_REQUIRED TASK_
Copy out each line of the material below that holds the string "suffix".

_RECORD EXCERPTS_
━━━━

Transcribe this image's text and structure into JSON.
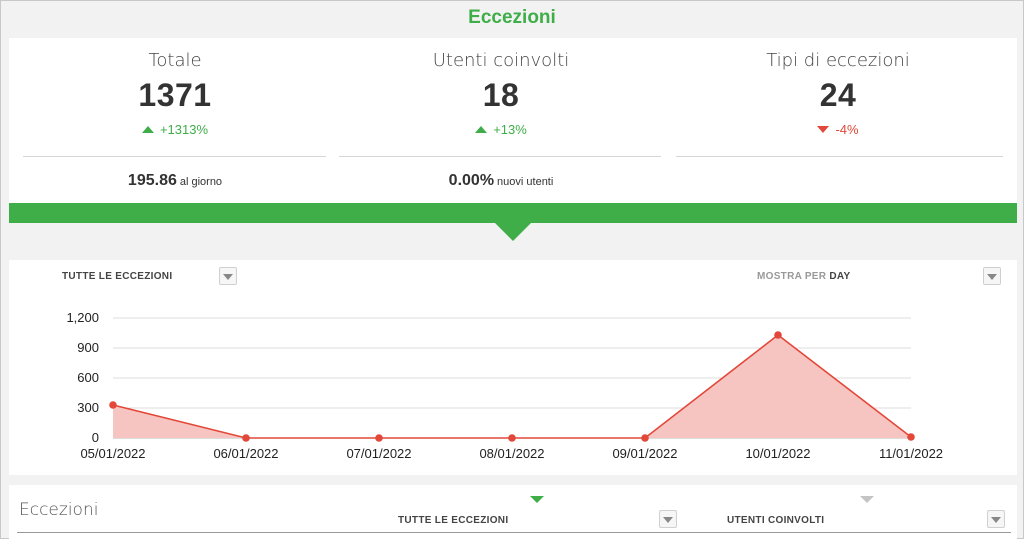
{
  "title": "Eccezioni",
  "colors": {
    "accent": "#3fae49",
    "negative": "#e2483a",
    "area_fill": "#f7c5c1"
  },
  "stats": [
    {
      "label": "Totale",
      "value": "1371",
      "delta": "+1313%",
      "direction": "up"
    },
    {
      "label": "Utenti coinvolti",
      "value": "18",
      "delta": "+13%",
      "direction": "up"
    },
    {
      "label": "Tipi di eccezioni",
      "value": "24",
      "delta": "-4%",
      "direction": "down"
    }
  ],
  "sub_stats": [
    {
      "value": "195.86",
      "suffix": "al giorno"
    },
    {
      "value": "0.00%",
      "suffix": "nuovi utenti"
    }
  ],
  "chart_controls": {
    "series_filter": "TUTTE LE ECCEZIONI",
    "show_by_prefix": "MOSTRA PER",
    "show_by_value": "DAY"
  },
  "chart_data": {
    "type": "area",
    "x": [
      "05/01/2022",
      "06/01/2022",
      "07/01/2022",
      "08/01/2022",
      "09/01/2022",
      "10/01/2022",
      "11/01/2022"
    ],
    "values": [
      330,
      0,
      0,
      0,
      0,
      1030,
      10
    ],
    "y_ticks": [
      "0",
      "300",
      "600",
      "900",
      "1,200"
    ],
    "ylim": [
      0,
      1200
    ],
    "grid": true
  },
  "table": {
    "title": "Eccezioni",
    "columns": [
      "TUTTE LE ECCEZIONI",
      "UTENTI COINVOLTI"
    ]
  }
}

━━━━

_ANSWER FOR THE TASK_
      "suffix": "al giorno"
      "suffix": "nuovi utenti"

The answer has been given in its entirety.